# ROWS
────────────────────

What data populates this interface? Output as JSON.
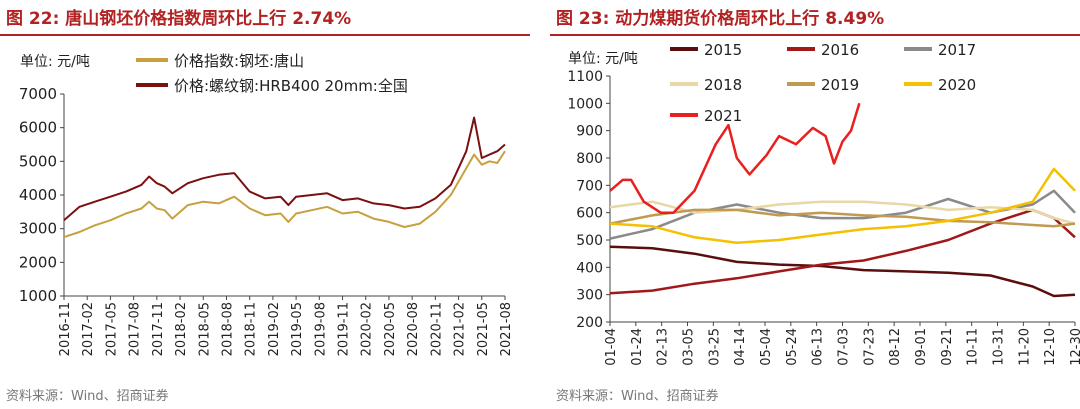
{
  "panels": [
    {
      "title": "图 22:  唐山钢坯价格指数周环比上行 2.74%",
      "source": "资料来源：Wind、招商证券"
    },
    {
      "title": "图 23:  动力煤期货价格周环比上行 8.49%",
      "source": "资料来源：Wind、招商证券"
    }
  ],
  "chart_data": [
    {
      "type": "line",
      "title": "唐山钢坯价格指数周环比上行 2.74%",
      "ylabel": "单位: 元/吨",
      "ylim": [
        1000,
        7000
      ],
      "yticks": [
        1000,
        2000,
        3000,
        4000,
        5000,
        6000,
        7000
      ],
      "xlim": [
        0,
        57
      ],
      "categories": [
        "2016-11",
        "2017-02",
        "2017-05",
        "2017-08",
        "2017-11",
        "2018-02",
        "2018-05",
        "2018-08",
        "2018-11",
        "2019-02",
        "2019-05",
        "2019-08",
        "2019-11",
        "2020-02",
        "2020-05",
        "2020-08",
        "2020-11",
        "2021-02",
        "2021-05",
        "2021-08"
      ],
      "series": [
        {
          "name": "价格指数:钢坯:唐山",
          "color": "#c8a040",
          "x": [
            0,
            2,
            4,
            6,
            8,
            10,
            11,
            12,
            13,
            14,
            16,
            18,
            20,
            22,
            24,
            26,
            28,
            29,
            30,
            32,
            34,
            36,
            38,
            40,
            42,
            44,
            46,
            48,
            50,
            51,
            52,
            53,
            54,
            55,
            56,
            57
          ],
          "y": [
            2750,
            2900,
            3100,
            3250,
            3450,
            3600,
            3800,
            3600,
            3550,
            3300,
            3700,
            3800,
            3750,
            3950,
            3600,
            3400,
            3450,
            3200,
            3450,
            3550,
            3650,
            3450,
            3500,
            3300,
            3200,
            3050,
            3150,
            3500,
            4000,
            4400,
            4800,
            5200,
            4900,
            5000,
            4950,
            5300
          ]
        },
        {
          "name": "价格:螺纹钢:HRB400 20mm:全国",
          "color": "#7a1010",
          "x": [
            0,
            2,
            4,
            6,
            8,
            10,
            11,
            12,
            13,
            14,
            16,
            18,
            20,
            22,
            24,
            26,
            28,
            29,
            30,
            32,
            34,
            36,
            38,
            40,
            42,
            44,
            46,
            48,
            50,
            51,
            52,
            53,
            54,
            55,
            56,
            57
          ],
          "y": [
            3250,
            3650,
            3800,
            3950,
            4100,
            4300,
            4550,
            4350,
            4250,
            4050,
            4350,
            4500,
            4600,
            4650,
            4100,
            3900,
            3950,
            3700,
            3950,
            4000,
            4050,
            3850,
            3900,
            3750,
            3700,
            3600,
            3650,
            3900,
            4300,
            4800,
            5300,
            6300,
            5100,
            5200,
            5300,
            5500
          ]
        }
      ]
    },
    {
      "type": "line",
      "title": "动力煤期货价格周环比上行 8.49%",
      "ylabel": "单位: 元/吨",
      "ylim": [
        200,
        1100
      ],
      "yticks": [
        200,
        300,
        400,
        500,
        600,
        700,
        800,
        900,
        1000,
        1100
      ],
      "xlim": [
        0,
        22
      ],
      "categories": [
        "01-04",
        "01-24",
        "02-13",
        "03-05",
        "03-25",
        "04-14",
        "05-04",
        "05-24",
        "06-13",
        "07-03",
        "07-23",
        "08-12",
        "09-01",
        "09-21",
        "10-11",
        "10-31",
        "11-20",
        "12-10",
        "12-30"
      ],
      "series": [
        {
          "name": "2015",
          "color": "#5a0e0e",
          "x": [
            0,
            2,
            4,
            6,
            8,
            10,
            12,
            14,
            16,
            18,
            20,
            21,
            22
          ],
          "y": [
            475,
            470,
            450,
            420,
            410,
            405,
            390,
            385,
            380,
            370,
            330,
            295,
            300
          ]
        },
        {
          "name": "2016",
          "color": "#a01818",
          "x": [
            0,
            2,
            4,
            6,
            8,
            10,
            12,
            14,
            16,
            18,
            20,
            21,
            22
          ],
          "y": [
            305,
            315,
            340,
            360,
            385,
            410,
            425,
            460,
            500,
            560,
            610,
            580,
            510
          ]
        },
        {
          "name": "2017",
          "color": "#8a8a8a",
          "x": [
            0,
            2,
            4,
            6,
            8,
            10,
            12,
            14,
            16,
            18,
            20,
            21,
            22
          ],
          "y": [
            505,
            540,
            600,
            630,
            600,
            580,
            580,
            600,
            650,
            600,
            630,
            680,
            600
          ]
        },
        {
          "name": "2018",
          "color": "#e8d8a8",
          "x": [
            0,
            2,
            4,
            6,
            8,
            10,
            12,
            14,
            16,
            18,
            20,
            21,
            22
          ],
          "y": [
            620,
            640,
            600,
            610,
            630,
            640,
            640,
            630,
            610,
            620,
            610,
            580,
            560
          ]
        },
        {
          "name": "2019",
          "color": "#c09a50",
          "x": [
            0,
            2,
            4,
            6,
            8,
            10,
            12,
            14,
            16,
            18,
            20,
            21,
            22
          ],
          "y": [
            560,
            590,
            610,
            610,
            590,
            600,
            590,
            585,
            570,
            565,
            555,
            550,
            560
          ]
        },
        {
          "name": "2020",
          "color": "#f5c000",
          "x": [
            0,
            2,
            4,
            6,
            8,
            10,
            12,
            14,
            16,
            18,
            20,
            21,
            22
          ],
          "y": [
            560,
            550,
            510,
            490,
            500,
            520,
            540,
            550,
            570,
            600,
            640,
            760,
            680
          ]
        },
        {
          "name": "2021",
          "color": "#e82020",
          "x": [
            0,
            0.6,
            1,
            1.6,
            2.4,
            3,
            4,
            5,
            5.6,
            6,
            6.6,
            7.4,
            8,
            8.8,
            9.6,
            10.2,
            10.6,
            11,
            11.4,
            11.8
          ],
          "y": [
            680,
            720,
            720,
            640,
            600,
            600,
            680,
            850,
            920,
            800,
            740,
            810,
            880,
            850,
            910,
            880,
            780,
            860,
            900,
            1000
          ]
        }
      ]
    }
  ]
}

────────────────────

Images do not belong in the copy; reproduce all other parts of the records above verbatim.

What data populates this interface? Output as JSON.
{
  "panels": [
    {
      "title": "图 22:  唐山钢坯价格指数周环比上行 2.74%",
      "source": "资料来源：Wind、招商证券"
    },
    {
      "title": "图 23:  动力煤期货价格周环比上行 8.49%",
      "source": "资料来源：Wind、招商证券"
    }
  ],
  "chart_data": [
    {
      "type": "line",
      "title": "唐山钢坯价格指数周环比上行 2.74%",
      "ylabel": "单位: 元/吨",
      "ylim": [
        1000,
        7000
      ],
      "yticks": [
        1000,
        2000,
        3000,
        4000,
        5000,
        6000,
        7000
      ],
      "xlim": [
        0,
        57
      ],
      "categories": [
        "2016-11",
        "2017-02",
        "2017-05",
        "2017-08",
        "2017-11",
        "2018-02",
        "2018-05",
        "2018-08",
        "2018-11",
        "2019-02",
        "2019-05",
        "2019-08",
        "2019-11",
        "2020-02",
        "2020-05",
        "2020-08",
        "2020-11",
        "2021-02",
        "2021-05",
        "2021-08"
      ],
      "series": [
        {
          "name": "价格指数:钢坯:唐山",
          "color": "#c8a040",
          "x": [
            0,
            2,
            4,
            6,
            8,
            10,
            11,
            12,
            13,
            14,
            16,
            18,
            20,
            22,
            24,
            26,
            28,
            29,
            30,
            32,
            34,
            36,
            38,
            40,
            42,
            44,
            46,
            48,
            50,
            51,
            52,
            53,
            54,
            55,
            56,
            57
          ],
          "y": [
            2750,
            2900,
            3100,
            3250,
            3450,
            3600,
            3800,
            3600,
            3550,
            3300,
            3700,
            3800,
            3750,
            3950,
            3600,
            3400,
            3450,
            3200,
            3450,
            3550,
            3650,
            3450,
            3500,
            3300,
            3200,
            3050,
            3150,
            3500,
            4000,
            4400,
            4800,
            5200,
            4900,
            5000,
            4950,
            5300
          ]
        },
        {
          "name": "价格:螺纹钢:HRB400 20mm:全国",
          "color": "#7a1010",
          "x": [
            0,
            2,
            4,
            6,
            8,
            10,
            11,
            12,
            13,
            14,
            16,
            18,
            20,
            22,
            24,
            26,
            28,
            29,
            30,
            32,
            34,
            36,
            38,
            40,
            42,
            44,
            46,
            48,
            50,
            51,
            52,
            53,
            54,
            55,
            56,
            57
          ],
          "y": [
            3250,
            3650,
            3800,
            3950,
            4100,
            4300,
            4550,
            4350,
            4250,
            4050,
            4350,
            4500,
            4600,
            4650,
            4100,
            3900,
            3950,
            3700,
            3950,
            4000,
            4050,
            3850,
            3900,
            3750,
            3700,
            3600,
            3650,
            3900,
            4300,
            4800,
            5300,
            6300,
            5100,
            5200,
            5300,
            5500
          ]
        }
      ]
    },
    {
      "type": "line",
      "title": "动力煤期货价格周环比上行 8.49%",
      "ylabel": "单位: 元/吨",
      "ylim": [
        200,
        1100
      ],
      "yticks": [
        200,
        300,
        400,
        500,
        600,
        700,
        800,
        900,
        1000,
        1100
      ],
      "xlim": [
        0,
        22
      ],
      "categories": [
        "01-04",
        "01-24",
        "02-13",
        "03-05",
        "03-25",
        "04-14",
        "05-04",
        "05-24",
        "06-13",
        "07-03",
        "07-23",
        "08-12",
        "09-01",
        "09-21",
        "10-11",
        "10-31",
        "11-20",
        "12-10",
        "12-30"
      ],
      "series": [
        {
          "name": "2015",
          "color": "#5a0e0e",
          "x": [
            0,
            2,
            4,
            6,
            8,
            10,
            12,
            14,
            16,
            18,
            20,
            21,
            22
          ],
          "y": [
            475,
            470,
            450,
            420,
            410,
            405,
            390,
            385,
            380,
            370,
            330,
            295,
            300
          ]
        },
        {
          "name": "2016",
          "color": "#a01818",
          "x": [
            0,
            2,
            4,
            6,
            8,
            10,
            12,
            14,
            16,
            18,
            20,
            21,
            22
          ],
          "y": [
            305,
            315,
            340,
            360,
            385,
            410,
            425,
            460,
            500,
            560,
            610,
            580,
            510
          ]
        },
        {
          "name": "2017",
          "color": "#8a8a8a",
          "x": [
            0,
            2,
            4,
            6,
            8,
            10,
            12,
            14,
            16,
            18,
            20,
            21,
            22
          ],
          "y": [
            505,
            540,
            600,
            630,
            600,
            580,
            580,
            600,
            650,
            600,
            630,
            680,
            600
          ]
        },
        {
          "name": "2018",
          "color": "#e8d8a8",
          "x": [
            0,
            2,
            4,
            6,
            8,
            10,
            12,
            14,
            16,
            18,
            20,
            21,
            22
          ],
          "y": [
            620,
            640,
            600,
            610,
            630,
            640,
            640,
            630,
            610,
            620,
            610,
            580,
            560
          ]
        },
        {
          "name": "2019",
          "color": "#c09a50",
          "x": [
            0,
            2,
            4,
            6,
            8,
            10,
            12,
            14,
            16,
            18,
            20,
            21,
            22
          ],
          "y": [
            560,
            590,
            610,
            610,
            590,
            600,
            590,
            585,
            570,
            565,
            555,
            550,
            560
          ]
        },
        {
          "name": "2020",
          "color": "#f5c000",
          "x": [
            0,
            2,
            4,
            6,
            8,
            10,
            12,
            14,
            16,
            18,
            20,
            21,
            22
          ],
          "y": [
            560,
            550,
            510,
            490,
            500,
            520,
            540,
            550,
            570,
            600,
            640,
            760,
            680
          ]
        },
        {
          "name": "2021",
          "color": "#e82020",
          "x": [
            0,
            0.6,
            1,
            1.6,
            2.4,
            3,
            4,
            5,
            5.6,
            6,
            6.6,
            7.4,
            8,
            8.8,
            9.6,
            10.2,
            10.6,
            11,
            11.4,
            11.8
          ],
          "y": [
            680,
            720,
            720,
            640,
            600,
            600,
            680,
            850,
            920,
            800,
            740,
            810,
            880,
            850,
            910,
            880,
            780,
            860,
            900,
            1000
          ]
        }
      ]
    }
  ]
}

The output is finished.